[start]

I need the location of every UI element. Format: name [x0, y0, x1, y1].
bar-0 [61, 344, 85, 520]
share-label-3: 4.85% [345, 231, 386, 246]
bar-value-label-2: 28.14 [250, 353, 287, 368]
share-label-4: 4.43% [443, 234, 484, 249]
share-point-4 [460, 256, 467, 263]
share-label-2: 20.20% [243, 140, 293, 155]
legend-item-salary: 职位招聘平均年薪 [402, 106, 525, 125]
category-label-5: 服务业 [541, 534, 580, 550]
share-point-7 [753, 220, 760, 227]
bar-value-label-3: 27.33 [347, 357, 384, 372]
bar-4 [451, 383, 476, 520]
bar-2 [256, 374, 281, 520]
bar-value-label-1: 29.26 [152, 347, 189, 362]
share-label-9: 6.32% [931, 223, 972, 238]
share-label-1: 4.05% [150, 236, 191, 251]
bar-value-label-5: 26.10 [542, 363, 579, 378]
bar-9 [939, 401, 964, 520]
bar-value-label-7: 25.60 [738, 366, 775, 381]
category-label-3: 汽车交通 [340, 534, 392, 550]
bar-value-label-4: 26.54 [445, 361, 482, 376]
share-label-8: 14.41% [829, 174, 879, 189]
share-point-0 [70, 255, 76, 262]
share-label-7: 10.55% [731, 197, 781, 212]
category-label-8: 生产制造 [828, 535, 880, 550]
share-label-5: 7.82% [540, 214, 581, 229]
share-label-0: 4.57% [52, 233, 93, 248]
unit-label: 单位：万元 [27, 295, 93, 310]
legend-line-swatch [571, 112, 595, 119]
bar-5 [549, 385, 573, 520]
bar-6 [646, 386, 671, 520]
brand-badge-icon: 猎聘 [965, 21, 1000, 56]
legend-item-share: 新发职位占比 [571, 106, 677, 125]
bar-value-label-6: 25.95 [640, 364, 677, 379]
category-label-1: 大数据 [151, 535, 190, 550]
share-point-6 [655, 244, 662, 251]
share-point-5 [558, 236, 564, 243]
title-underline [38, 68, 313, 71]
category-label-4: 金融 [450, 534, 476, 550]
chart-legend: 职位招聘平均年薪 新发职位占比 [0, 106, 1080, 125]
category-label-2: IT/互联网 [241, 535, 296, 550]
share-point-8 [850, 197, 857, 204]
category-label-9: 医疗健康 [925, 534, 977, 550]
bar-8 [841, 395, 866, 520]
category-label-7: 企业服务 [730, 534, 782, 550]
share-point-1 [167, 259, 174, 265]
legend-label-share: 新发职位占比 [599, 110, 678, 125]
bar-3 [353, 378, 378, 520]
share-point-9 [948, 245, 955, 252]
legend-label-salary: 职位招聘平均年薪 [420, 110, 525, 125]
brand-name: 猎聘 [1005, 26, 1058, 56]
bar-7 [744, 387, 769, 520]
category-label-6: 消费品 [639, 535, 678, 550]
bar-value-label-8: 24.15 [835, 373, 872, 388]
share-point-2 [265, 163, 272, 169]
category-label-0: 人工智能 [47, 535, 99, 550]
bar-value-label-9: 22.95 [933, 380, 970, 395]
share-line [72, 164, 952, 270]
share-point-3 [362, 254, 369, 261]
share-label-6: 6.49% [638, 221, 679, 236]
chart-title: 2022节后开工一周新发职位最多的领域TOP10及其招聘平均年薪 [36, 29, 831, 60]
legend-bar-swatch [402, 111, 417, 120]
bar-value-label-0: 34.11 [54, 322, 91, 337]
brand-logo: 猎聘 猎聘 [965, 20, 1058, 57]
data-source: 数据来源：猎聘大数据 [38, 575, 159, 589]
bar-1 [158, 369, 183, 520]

[end]

■ **Exercise aim**
Copy every line of the data above, without changing a character and keeping the lines in their original order.

■ **Solution to this problem**
I need the location of every UI element. Format: name [x0, y0, x1, y1].
bar-0 [61, 344, 85, 520]
share-label-3: 4.85% [345, 231, 386, 246]
bar-value-label-2: 28.14 [250, 353, 287, 368]
share-label-4: 4.43% [443, 234, 484, 249]
share-point-4 [460, 256, 467, 263]
share-label-2: 20.20% [243, 140, 293, 155]
legend-item-salary: 职位招聘平均年薪 [402, 106, 525, 125]
category-label-5: 服务业 [541, 534, 580, 550]
share-point-7 [753, 220, 760, 227]
bar-value-label-3: 27.33 [347, 357, 384, 372]
bar-4 [451, 383, 476, 520]
bar-2 [256, 374, 281, 520]
bar-value-label-1: 29.26 [152, 347, 189, 362]
share-label-9: 6.32% [931, 223, 972, 238]
share-label-1: 4.05% [150, 236, 191, 251]
bar-value-label-5: 26.10 [542, 363, 579, 378]
bar-9 [939, 401, 964, 520]
bar-value-label-7: 25.60 [738, 366, 775, 381]
category-label-3: 汽车交通 [340, 534, 392, 550]
bar-value-label-4: 26.54 [445, 361, 482, 376]
share-label-8: 14.41% [829, 174, 879, 189]
share-point-0 [70, 255, 76, 262]
share-label-7: 10.55% [731, 197, 781, 212]
category-label-8: 生产制造 [828, 535, 880, 550]
share-label-5: 7.82% [540, 214, 581, 229]
share-label-0: 4.57% [52, 233, 93, 248]
unit-label: 单位：万元 [27, 295, 93, 310]
legend-line-swatch [571, 112, 595, 119]
bar-5 [549, 385, 573, 520]
bar-6 [646, 386, 671, 520]
brand-badge-icon: 猎聘 [965, 21, 1000, 56]
legend-item-share: 新发职位占比 [571, 106, 677, 125]
bar-value-label-6: 25.95 [640, 364, 677, 379]
category-label-1: 大数据 [151, 535, 190, 550]
share-point-6 [655, 244, 662, 251]
share-point-5 [558, 236, 564, 243]
title-underline [38, 68, 313, 71]
category-label-4: 金融 [450, 534, 476, 550]
chart-legend: 职位招聘平均年薪 新发职位占比 [0, 106, 1080, 125]
category-label-2: IT/互联网 [241, 535, 296, 550]
share-point-8 [850, 197, 857, 204]
category-label-9: 医疗健康 [925, 534, 977, 550]
bar-8 [841, 395, 866, 520]
category-label-7: 企业服务 [730, 534, 782, 550]
share-point-1 [167, 259, 174, 265]
legend-label-share: 新发职位占比 [599, 110, 678, 125]
bar-3 [353, 378, 378, 520]
share-point-9 [948, 245, 955, 252]
legend-label-salary: 职位招聘平均年薪 [420, 110, 525, 125]
brand-name: 猎聘 [1005, 26, 1058, 56]
bar-7 [744, 387, 769, 520]
category-label-6: 消费品 [639, 535, 678, 550]
bar-value-label-8: 24.15 [835, 373, 872, 388]
share-point-2 [265, 163, 272, 169]
category-label-0: 人工智能 [47, 535, 99, 550]
bar-value-label-9: 22.95 [933, 380, 970, 395]
share-line [72, 164, 952, 270]
share-point-3 [362, 254, 369, 261]
share-label-6: 6.49% [638, 221, 679, 236]
chart-title: 2022节后开工一周新发职位最多的领域TOP10及其招聘平均年薪 [36, 29, 831, 60]
legend-bar-swatch [402, 111, 417, 120]
bar-value-label-0: 34.11 [54, 322, 91, 337]
brand-logo: 猎聘 猎聘 [965, 20, 1058, 57]
data-source: 数据来源：猎聘大数据 [38, 575, 159, 589]
bar-1 [158, 369, 183, 520]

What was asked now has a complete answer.